• [Data shown]

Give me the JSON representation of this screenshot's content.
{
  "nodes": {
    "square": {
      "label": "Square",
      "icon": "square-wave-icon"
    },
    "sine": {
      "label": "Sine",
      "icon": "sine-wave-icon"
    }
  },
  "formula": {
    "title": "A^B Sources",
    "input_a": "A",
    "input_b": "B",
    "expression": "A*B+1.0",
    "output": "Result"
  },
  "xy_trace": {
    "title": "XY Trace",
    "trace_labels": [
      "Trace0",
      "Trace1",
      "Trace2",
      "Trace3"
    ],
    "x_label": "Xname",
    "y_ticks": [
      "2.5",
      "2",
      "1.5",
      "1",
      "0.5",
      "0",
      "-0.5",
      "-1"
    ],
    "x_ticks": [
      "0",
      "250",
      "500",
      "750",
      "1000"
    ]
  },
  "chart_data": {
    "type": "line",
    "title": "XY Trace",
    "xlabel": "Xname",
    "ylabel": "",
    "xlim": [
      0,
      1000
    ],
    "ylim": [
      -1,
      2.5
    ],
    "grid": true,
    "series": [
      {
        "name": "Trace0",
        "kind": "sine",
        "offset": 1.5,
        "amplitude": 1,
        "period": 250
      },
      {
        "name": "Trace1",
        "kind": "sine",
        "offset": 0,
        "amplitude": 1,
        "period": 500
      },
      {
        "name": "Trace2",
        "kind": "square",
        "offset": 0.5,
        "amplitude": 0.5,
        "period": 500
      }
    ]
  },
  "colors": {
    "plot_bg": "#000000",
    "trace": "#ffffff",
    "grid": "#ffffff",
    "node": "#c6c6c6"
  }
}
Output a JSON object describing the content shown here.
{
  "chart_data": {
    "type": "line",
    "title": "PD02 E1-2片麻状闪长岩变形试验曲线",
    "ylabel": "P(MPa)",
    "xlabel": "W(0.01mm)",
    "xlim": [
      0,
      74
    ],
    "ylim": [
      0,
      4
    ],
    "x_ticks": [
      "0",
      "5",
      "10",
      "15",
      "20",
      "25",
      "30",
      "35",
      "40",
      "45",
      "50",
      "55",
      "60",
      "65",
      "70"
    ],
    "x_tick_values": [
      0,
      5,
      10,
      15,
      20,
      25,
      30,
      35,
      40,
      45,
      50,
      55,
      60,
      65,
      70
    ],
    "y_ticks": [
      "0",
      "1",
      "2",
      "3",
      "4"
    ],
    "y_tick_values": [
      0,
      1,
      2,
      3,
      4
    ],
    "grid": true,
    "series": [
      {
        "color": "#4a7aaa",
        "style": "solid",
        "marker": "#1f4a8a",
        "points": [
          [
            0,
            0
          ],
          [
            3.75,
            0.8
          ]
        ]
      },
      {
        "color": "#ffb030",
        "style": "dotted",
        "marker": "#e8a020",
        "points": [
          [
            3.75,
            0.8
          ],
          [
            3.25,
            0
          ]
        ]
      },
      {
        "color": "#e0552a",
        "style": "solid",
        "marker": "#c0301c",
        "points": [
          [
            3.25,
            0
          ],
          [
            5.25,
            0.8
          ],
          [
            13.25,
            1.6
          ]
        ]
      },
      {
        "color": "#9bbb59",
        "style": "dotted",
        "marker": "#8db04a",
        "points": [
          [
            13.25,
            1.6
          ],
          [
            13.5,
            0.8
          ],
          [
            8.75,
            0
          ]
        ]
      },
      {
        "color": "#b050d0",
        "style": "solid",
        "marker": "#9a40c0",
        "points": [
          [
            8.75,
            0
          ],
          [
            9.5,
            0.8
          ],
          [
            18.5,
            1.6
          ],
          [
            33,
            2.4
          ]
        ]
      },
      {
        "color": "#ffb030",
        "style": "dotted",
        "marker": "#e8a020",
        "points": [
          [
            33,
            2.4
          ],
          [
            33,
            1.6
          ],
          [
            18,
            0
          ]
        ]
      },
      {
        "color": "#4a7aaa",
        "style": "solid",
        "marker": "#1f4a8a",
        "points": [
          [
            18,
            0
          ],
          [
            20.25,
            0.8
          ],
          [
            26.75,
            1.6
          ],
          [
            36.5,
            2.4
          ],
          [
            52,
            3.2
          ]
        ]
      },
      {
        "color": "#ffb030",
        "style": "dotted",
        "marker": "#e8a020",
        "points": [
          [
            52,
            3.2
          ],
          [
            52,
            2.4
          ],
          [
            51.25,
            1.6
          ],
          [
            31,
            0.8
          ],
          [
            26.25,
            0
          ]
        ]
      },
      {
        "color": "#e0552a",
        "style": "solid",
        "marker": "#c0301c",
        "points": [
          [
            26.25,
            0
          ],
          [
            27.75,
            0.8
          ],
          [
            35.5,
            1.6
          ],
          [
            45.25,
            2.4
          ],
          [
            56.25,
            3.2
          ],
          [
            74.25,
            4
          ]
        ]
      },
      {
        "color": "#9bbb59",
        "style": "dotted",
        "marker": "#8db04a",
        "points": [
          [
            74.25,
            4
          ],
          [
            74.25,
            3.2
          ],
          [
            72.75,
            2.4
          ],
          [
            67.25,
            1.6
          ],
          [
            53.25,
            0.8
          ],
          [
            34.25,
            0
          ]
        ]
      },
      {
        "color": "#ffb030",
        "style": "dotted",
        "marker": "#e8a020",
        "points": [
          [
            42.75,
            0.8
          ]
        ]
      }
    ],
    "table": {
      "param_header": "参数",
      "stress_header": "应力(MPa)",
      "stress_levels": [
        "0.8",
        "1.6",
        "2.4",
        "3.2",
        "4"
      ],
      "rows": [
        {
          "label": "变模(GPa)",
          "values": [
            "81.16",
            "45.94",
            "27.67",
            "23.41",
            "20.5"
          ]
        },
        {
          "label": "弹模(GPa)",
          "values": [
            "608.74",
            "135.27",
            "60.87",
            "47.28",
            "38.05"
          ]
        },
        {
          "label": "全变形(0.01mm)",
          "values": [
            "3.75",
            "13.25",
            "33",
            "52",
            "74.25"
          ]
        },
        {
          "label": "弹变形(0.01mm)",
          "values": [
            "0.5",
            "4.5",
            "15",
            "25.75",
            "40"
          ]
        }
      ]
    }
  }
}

• [Your goal]
Report all lines of the data above that include the string "wave".

• [Solution to the exercise]
      "icon": "square-wave-icon"
      "icon": "sine-wave-icon"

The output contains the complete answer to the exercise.